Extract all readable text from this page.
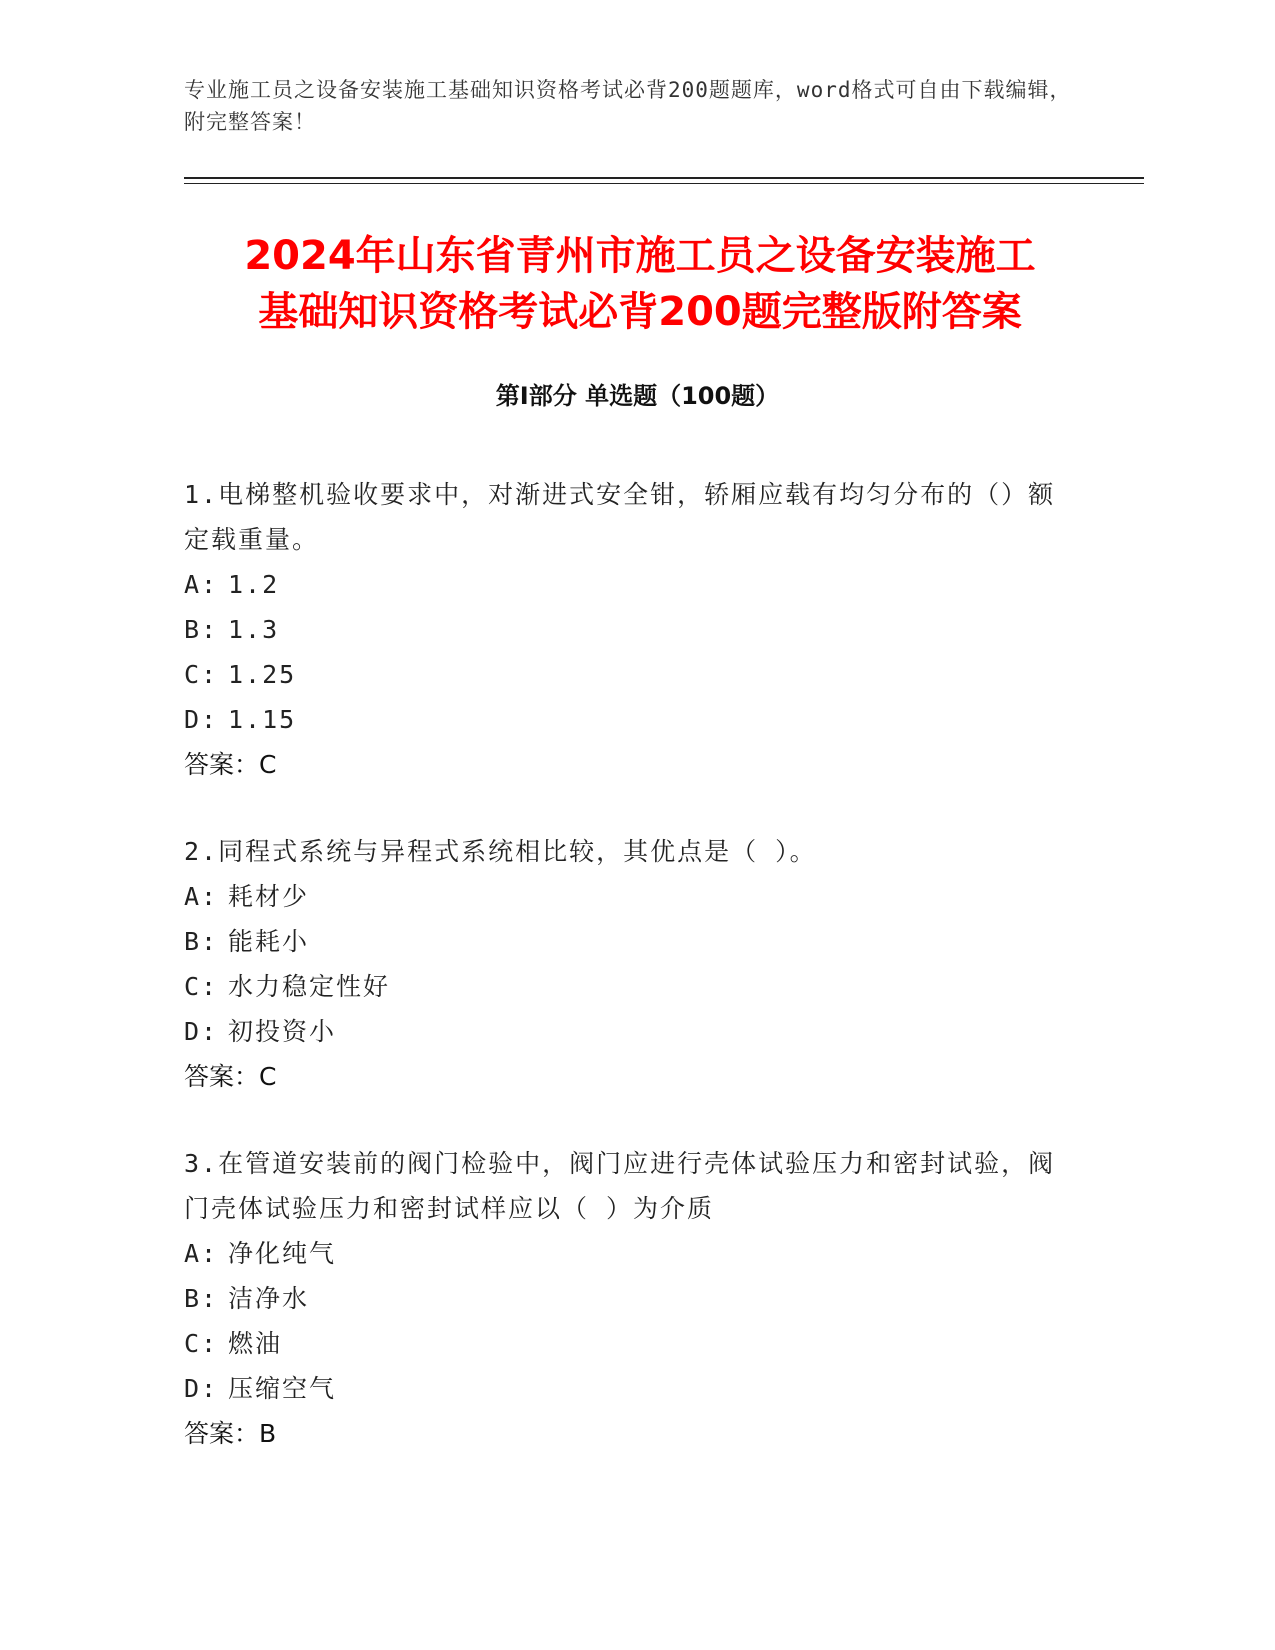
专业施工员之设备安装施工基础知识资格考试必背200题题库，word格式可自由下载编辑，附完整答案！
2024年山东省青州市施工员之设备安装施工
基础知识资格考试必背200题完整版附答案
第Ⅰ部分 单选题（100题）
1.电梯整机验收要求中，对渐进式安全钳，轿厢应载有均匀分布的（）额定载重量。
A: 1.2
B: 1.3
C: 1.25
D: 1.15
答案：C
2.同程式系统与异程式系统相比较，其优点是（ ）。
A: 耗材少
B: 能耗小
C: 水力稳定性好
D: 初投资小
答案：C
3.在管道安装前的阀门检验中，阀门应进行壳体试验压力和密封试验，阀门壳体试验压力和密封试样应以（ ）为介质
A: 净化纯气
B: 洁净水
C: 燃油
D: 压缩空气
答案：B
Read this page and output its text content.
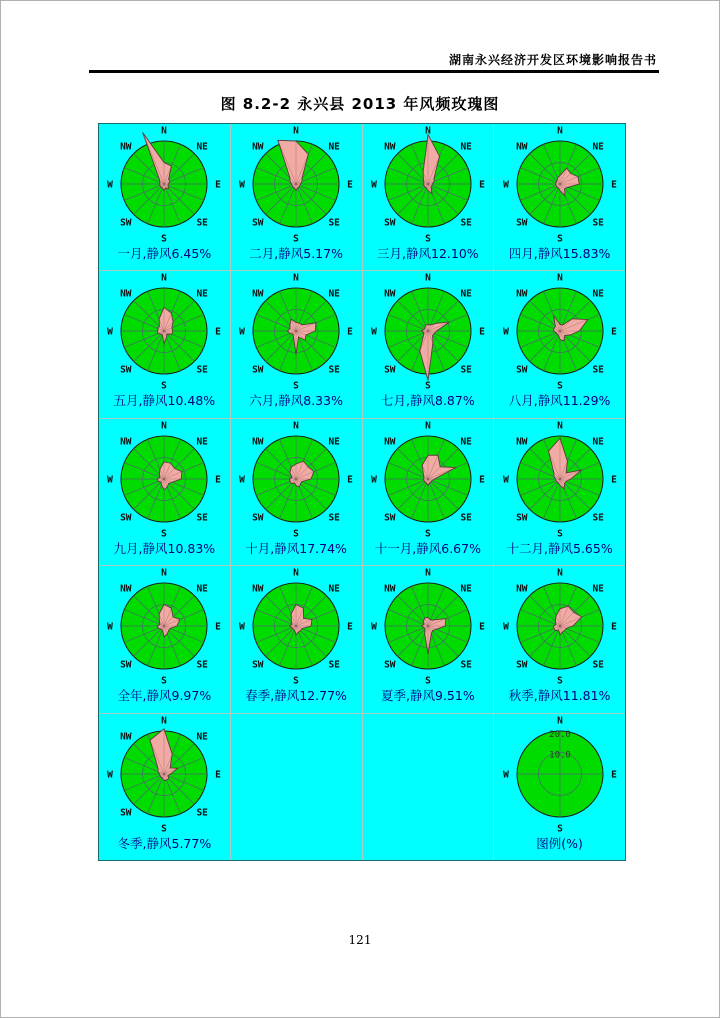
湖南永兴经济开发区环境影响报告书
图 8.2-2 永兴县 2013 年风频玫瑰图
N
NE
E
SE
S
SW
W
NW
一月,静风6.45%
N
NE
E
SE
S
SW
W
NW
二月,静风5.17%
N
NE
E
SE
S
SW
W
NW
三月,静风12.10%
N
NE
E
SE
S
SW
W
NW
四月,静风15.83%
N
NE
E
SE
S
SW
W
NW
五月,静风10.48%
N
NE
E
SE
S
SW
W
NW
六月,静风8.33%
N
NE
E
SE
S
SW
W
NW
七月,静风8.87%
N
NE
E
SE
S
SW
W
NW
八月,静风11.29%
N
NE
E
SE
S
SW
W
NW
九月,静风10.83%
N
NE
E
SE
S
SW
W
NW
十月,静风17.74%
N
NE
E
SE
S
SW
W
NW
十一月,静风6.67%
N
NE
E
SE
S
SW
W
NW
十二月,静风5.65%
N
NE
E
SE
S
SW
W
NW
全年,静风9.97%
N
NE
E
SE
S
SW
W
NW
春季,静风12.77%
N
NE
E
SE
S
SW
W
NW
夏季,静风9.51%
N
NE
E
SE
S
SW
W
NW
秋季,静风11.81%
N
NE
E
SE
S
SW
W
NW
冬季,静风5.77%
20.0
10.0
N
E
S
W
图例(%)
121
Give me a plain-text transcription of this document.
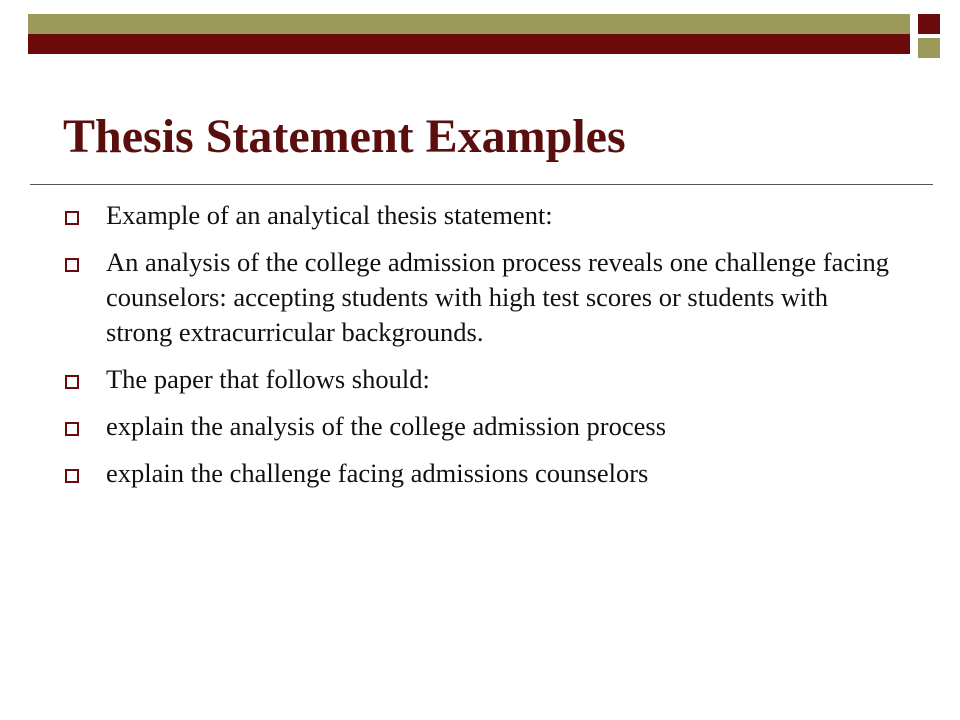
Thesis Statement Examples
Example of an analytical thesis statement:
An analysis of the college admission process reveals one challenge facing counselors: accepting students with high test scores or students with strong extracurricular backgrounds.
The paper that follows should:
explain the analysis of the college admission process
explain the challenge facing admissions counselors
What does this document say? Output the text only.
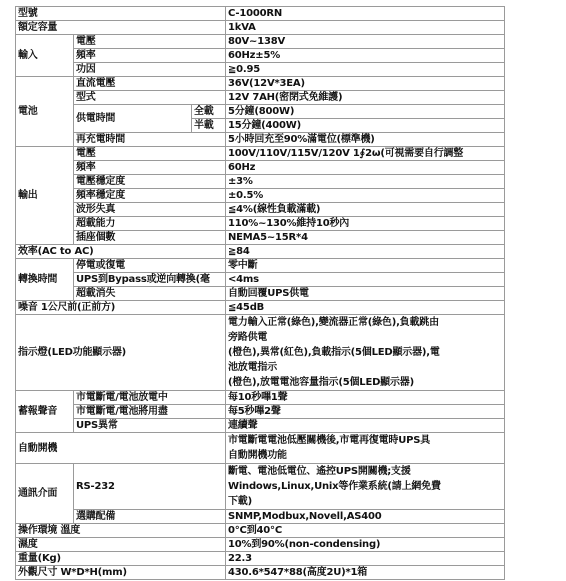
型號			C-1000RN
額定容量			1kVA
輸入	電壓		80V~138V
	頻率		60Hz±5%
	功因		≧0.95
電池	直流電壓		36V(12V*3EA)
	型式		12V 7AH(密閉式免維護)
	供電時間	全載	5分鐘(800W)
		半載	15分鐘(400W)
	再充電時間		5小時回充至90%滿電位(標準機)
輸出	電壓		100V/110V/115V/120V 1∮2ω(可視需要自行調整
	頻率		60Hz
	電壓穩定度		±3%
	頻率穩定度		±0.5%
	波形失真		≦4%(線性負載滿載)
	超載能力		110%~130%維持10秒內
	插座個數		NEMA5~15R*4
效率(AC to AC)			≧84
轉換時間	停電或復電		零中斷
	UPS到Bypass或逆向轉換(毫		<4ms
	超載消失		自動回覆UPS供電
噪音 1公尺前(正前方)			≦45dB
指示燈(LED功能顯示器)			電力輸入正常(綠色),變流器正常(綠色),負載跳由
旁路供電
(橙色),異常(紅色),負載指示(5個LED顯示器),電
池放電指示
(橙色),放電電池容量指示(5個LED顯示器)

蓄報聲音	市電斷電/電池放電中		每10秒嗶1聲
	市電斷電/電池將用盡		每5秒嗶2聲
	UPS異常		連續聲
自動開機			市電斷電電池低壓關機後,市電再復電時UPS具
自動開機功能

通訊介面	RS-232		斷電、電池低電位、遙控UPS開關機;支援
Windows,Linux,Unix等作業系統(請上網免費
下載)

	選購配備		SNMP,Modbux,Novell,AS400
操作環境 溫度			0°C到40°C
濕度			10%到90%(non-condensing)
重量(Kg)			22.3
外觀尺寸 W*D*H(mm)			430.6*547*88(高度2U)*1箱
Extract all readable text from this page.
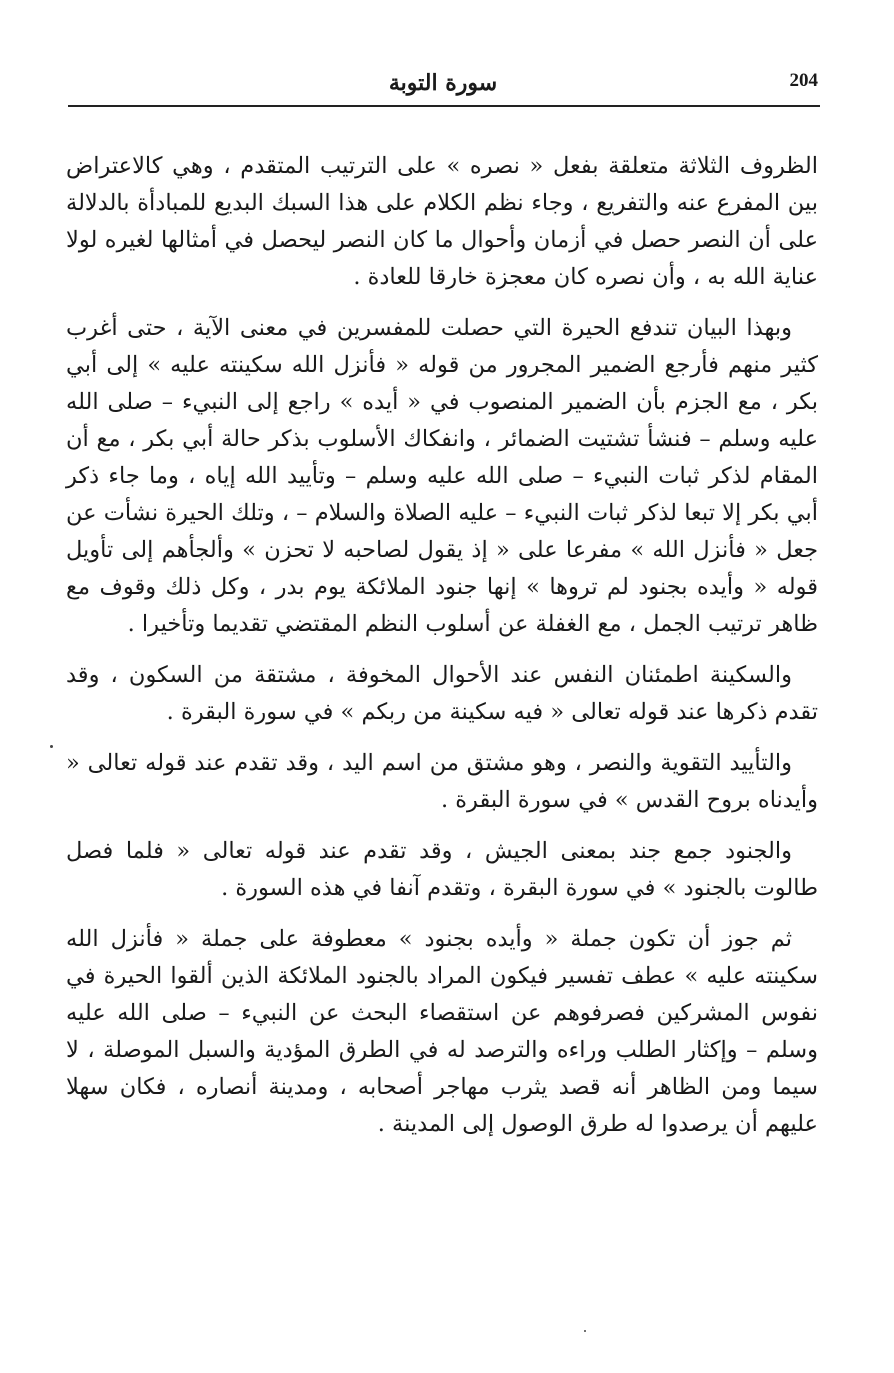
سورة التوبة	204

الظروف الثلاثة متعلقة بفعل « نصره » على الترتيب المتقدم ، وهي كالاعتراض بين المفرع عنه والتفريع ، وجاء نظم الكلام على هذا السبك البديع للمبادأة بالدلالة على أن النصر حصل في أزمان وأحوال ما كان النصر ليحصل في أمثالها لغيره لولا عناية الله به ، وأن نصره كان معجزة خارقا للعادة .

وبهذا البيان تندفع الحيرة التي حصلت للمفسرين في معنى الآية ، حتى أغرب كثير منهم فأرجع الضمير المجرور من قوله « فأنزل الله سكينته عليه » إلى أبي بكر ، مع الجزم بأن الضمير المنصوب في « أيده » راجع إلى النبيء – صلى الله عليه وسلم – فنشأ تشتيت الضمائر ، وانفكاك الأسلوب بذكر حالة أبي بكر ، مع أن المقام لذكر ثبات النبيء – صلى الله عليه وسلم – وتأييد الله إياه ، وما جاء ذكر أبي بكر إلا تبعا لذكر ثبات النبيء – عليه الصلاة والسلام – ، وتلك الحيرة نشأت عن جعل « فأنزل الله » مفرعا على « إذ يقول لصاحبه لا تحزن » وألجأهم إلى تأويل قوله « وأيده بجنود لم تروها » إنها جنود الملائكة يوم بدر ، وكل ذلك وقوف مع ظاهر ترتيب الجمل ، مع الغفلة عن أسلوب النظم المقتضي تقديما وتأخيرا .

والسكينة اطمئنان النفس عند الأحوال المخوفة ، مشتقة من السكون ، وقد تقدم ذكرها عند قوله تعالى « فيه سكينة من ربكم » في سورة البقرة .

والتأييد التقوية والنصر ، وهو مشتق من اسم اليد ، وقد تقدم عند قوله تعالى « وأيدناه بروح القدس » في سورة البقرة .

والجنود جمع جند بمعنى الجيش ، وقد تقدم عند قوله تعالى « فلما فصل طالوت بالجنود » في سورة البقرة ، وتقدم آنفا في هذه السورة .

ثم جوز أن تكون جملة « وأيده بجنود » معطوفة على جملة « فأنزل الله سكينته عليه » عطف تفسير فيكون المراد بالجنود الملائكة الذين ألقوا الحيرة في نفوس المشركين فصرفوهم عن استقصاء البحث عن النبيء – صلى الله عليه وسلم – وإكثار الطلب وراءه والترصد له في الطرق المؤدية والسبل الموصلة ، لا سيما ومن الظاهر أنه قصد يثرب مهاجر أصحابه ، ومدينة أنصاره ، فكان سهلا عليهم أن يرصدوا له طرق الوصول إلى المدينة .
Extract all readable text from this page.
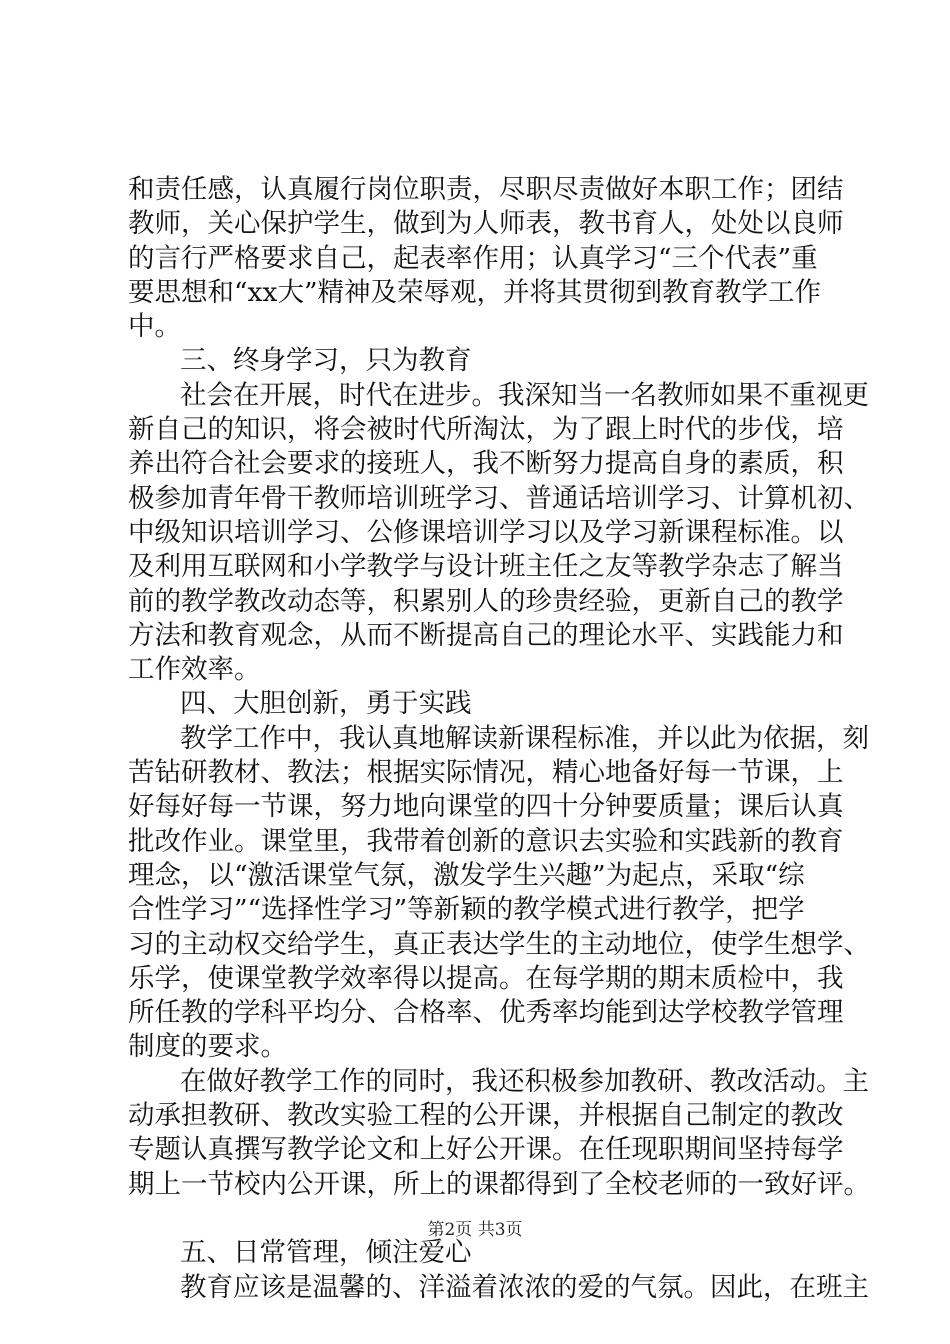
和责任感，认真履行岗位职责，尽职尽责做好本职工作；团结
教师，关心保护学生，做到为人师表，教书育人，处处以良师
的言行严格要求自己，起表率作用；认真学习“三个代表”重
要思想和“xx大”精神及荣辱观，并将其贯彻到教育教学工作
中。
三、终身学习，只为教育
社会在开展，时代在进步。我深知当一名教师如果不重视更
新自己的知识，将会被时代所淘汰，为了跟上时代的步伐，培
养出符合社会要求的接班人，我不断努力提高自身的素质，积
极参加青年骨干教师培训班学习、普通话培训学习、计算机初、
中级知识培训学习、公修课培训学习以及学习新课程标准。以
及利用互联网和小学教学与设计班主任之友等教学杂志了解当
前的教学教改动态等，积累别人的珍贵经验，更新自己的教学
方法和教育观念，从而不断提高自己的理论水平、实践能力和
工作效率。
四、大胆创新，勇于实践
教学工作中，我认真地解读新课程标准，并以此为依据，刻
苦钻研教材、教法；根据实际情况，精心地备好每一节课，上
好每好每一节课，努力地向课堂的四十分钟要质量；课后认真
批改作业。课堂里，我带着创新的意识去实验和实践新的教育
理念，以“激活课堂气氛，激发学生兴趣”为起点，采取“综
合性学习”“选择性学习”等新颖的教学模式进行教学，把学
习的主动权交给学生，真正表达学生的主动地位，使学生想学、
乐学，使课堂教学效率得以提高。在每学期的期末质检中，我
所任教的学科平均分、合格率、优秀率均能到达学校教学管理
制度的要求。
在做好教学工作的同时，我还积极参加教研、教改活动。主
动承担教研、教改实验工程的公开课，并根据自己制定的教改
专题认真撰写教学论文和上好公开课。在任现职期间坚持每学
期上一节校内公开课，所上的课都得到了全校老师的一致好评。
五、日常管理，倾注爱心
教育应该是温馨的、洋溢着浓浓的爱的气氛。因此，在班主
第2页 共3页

☆ ☆ ☆ ☆

Show all lines from the records above where the word "process" occurs.

Expected output:
An analysis of the college admission process reveals one challenge facing counselors: accepting students with high test scores or students with strong extracurricular backgrounds.
explain the analysis of the college admission process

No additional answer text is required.